▶ WHAT THE TASK ASKS: Copy out the listing in full, exactly as written, but not its pictures.

▶ RECORDED INFORMATION:
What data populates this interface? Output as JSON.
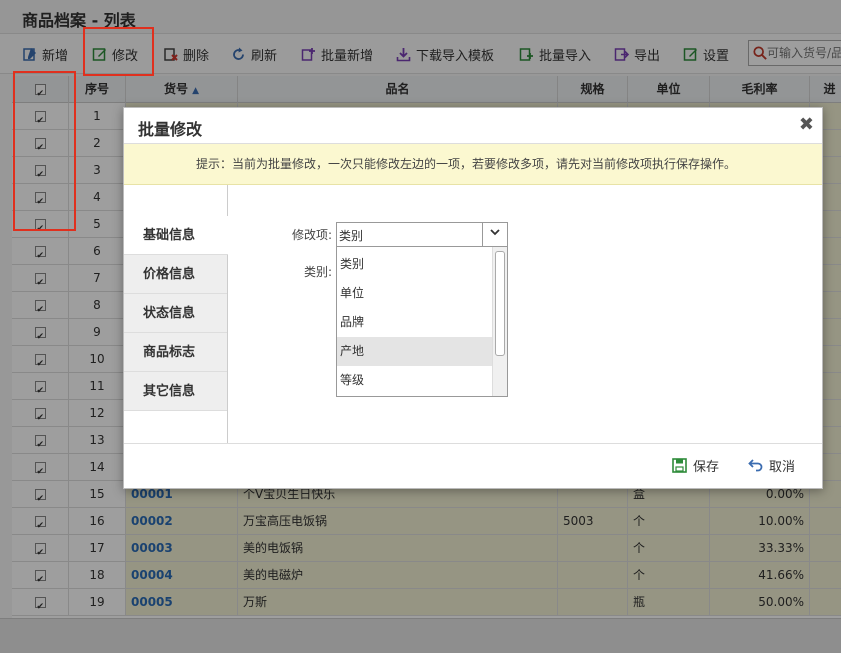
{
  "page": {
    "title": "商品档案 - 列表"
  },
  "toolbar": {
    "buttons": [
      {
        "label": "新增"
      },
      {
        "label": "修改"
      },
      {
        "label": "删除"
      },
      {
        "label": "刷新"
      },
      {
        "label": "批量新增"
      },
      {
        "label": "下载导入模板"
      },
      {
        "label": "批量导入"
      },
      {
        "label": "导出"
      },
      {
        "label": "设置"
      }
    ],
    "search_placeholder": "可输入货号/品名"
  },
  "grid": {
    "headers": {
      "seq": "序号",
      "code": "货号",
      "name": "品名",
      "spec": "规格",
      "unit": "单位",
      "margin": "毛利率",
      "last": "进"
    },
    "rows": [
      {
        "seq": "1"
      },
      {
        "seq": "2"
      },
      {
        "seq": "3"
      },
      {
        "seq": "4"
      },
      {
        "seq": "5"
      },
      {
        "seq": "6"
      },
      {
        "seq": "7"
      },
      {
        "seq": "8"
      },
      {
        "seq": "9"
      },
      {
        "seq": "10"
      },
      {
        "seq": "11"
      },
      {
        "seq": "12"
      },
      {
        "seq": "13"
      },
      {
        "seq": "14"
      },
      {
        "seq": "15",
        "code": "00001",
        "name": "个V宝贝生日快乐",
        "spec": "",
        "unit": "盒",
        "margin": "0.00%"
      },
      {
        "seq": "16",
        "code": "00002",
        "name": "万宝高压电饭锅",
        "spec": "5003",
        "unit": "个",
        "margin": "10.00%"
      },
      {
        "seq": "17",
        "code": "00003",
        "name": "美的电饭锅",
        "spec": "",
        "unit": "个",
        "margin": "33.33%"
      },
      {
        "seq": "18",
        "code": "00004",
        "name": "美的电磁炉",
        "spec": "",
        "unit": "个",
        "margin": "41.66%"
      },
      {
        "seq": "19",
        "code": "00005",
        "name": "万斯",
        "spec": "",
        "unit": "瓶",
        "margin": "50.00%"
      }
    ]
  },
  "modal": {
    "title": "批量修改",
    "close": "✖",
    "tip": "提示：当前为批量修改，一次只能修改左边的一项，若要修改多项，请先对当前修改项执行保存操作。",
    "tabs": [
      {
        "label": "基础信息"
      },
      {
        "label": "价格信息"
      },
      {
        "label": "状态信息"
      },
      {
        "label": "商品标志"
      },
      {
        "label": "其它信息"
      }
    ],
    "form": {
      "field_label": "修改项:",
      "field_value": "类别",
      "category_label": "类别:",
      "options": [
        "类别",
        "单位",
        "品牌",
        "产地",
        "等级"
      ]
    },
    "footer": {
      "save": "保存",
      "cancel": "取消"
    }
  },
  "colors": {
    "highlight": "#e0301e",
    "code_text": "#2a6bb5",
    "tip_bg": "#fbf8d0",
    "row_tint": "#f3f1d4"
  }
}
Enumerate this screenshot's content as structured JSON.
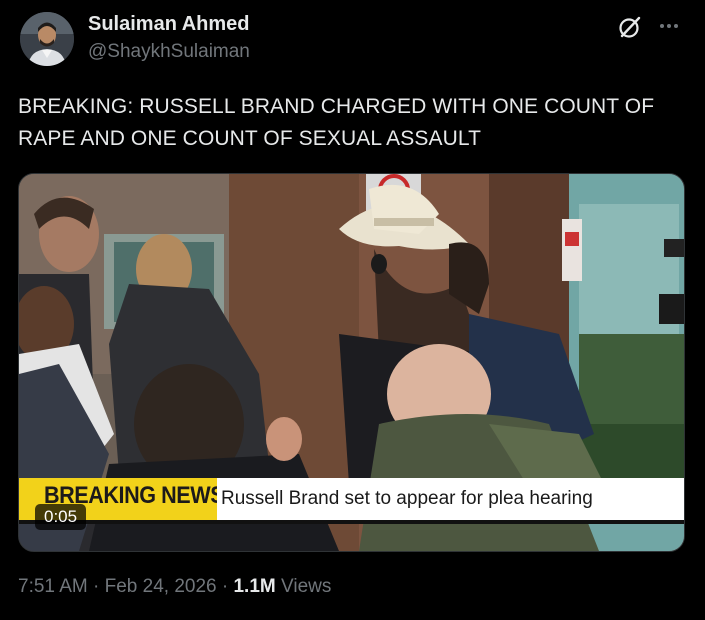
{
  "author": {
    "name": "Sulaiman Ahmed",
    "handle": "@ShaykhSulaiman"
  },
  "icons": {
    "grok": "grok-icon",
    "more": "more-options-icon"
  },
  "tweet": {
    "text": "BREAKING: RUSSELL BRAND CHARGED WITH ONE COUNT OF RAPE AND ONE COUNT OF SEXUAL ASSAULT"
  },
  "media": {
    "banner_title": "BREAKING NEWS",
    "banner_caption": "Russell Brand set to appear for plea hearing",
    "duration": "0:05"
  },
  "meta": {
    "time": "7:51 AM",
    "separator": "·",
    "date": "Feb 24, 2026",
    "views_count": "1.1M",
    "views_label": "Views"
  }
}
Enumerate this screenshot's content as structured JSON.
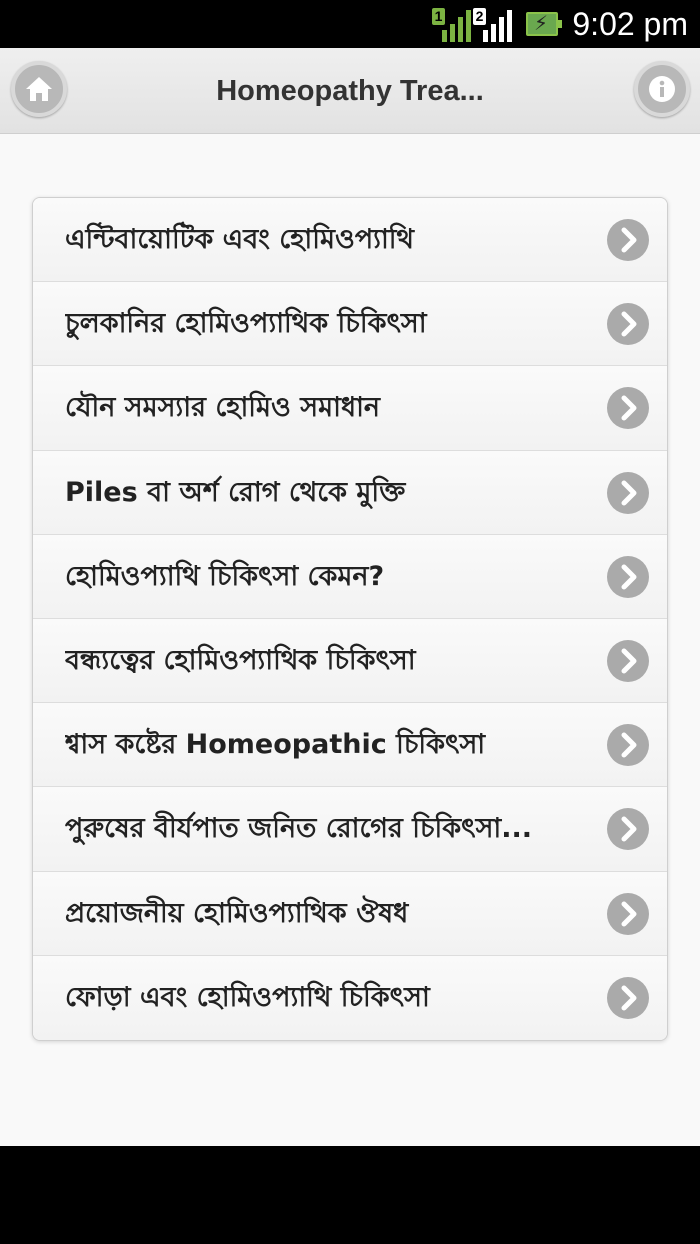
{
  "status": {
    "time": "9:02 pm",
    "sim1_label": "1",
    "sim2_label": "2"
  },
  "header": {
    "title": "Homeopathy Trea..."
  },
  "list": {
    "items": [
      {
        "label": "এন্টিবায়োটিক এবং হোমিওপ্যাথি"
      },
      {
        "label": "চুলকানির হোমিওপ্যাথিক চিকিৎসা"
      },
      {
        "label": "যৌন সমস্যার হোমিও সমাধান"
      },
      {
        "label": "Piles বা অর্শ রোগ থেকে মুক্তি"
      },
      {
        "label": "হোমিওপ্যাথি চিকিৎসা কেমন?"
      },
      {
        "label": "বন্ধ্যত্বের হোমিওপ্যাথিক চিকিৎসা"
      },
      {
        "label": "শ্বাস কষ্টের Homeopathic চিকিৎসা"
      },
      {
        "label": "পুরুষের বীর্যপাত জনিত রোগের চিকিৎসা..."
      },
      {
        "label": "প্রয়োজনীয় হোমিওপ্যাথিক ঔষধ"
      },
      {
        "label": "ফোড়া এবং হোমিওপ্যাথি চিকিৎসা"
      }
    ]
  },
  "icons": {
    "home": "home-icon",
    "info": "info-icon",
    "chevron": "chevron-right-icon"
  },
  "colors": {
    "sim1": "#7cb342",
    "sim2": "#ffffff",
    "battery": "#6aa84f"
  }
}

▶ ANSWER IN FULL:
What data populates this interface? Output as JSON.
{
  "page": {
    "title": "商品档案 - 列表"
  },
  "toolbar": {
    "buttons": [
      {
        "label": "新增"
      },
      {
        "label": "修改"
      },
      {
        "label": "删除"
      },
      {
        "label": "刷新"
      },
      {
        "label": "批量新增"
      },
      {
        "label": "下载导入模板"
      },
      {
        "label": "批量导入"
      },
      {
        "label": "导出"
      },
      {
        "label": "设置"
      }
    ],
    "search_placeholder": "可输入货号/品名"
  },
  "grid": {
    "headers": {
      "seq": "序号",
      "code": "货号",
      "name": "品名",
      "spec": "规格",
      "unit": "单位",
      "margin": "毛利率",
      "last": "进"
    },
    "rows": [
      {
        "seq": "1"
      },
      {
        "seq": "2"
      },
      {
        "seq": "3"
      },
      {
        "seq": "4"
      },
      {
        "seq": "5"
      },
      {
        "seq": "6"
      },
      {
        "seq": "7"
      },
      {
        "seq": "8"
      },
      {
        "seq": "9"
      },
      {
        "seq": "10"
      },
      {
        "seq": "11"
      },
      {
        "seq": "12"
      },
      {
        "seq": "13"
      },
      {
        "seq": "14"
      },
      {
        "seq": "15",
        "code": "00001",
        "name": "个V宝贝生日快乐",
        "spec": "",
        "unit": "盒",
        "margin": "0.00%"
      },
      {
        "seq": "16",
        "code": "00002",
        "name": "万宝高压电饭锅",
        "spec": "5003",
        "unit": "个",
        "margin": "10.00%"
      },
      {
        "seq": "17",
        "code": "00003",
        "name": "美的电饭锅",
        "spec": "",
        "unit": "个",
        "margin": "33.33%"
      },
      {
        "seq": "18",
        "code": "00004",
        "name": "美的电磁炉",
        "spec": "",
        "unit": "个",
        "margin": "41.66%"
      },
      {
        "seq": "19",
        "code": "00005",
        "name": "万斯",
        "spec": "",
        "unit": "瓶",
        "margin": "50.00%"
      }
    ]
  },
  "modal": {
    "title": "批量修改",
    "close": "✖",
    "tip": "提示：当前为批量修改，一次只能修改左边的一项，若要修改多项，请先对当前修改项执行保存操作。",
    "tabs": [
      {
        "label": "基础信息"
      },
      {
        "label": "价格信息"
      },
      {
        "label": "状态信息"
      },
      {
        "label": "商品标志"
      },
      {
        "label": "其它信息"
      }
    ],
    "form": {
      "field_label": "修改项:",
      "field_value": "类别",
      "category_label": "类别:",
      "options": [
        "类别",
        "单位",
        "品牌",
        "产地",
        "等级"
      ]
    },
    "footer": {
      "save": "保存",
      "cancel": "取消"
    }
  },
  "colors": {
    "highlight": "#e0301e",
    "code_text": "#2a6bb5",
    "tip_bg": "#fbf8d0",
    "row_tint": "#f3f1d4"
  }
}
Enumerate this screenshot's content as structured JSON.
{
  "author": {
    "name": "Sulaiman Ahmed",
    "handle": "@ShaykhSulaiman"
  },
  "icons": {
    "grok": "grok-icon",
    "more": "more-options-icon"
  },
  "tweet": {
    "text": "BREAKING: RUSSELL BRAND CHARGED WITH ONE COUNT OF RAPE AND ONE COUNT OF SEXUAL ASSAULT"
  },
  "media": {
    "banner_title": "BREAKING NEWS",
    "banner_caption": "Russell Brand set to appear for plea hearing",
    "duration": "0:05"
  },
  "meta": {
    "time": "7:51 AM",
    "separator": "·",
    "date": "Feb 24, 2026",
    "views_count": "1.1M",
    "views_label": "Views"
  }
}
Enumerate this screenshot's content as structured JSON.
{
  "status": {
    "time": "9:02 pm",
    "sim1_label": "1",
    "sim2_label": "2"
  },
  "header": {
    "title": "Homeopathy Trea..."
  },
  "list": {
    "items": [
      {
        "label": "এন্টিবায়োটিক এবং হোমিওপ্যাথি"
      },
      {
        "label": "চুলকানির হোমিওপ্যাথিক চিকিৎসা"
      },
      {
        "label": "যৌন সমস্যার হোমিও সমাধান"
      },
      {
        "label": "Piles বা অর্শ রোগ থেকে মুক্তি"
      },
      {
        "label": "হোমিওপ্যাথি চিকিৎসা কেমন?"
      },
      {
        "label": "বন্ধ্যত্বের হোমিওপ্যাথিক চিকিৎসা"
      },
      {
        "label": "শ্বাস কষ্টের Homeopathic চিকিৎসা"
      },
      {
        "label": "পুরুষের বীর্যপাত জনিত রোগের চিকিৎসা..."
      },
      {
        "label": "প্রয়োজনীয় হোমিওপ্যাথিক ঔষধ"
      },
      {
        "label": "ফোড়া এবং হোমিওপ্যাথি চিকিৎসা"
      }
    ]
  },
  "icons": {
    "home": "home-icon",
    "info": "info-icon",
    "chevron": "chevron-right-icon"
  },
  "colors": {
    "sim1": "#7cb342",
    "sim2": "#ffffff",
    "battery": "#6aa84f"
  }
}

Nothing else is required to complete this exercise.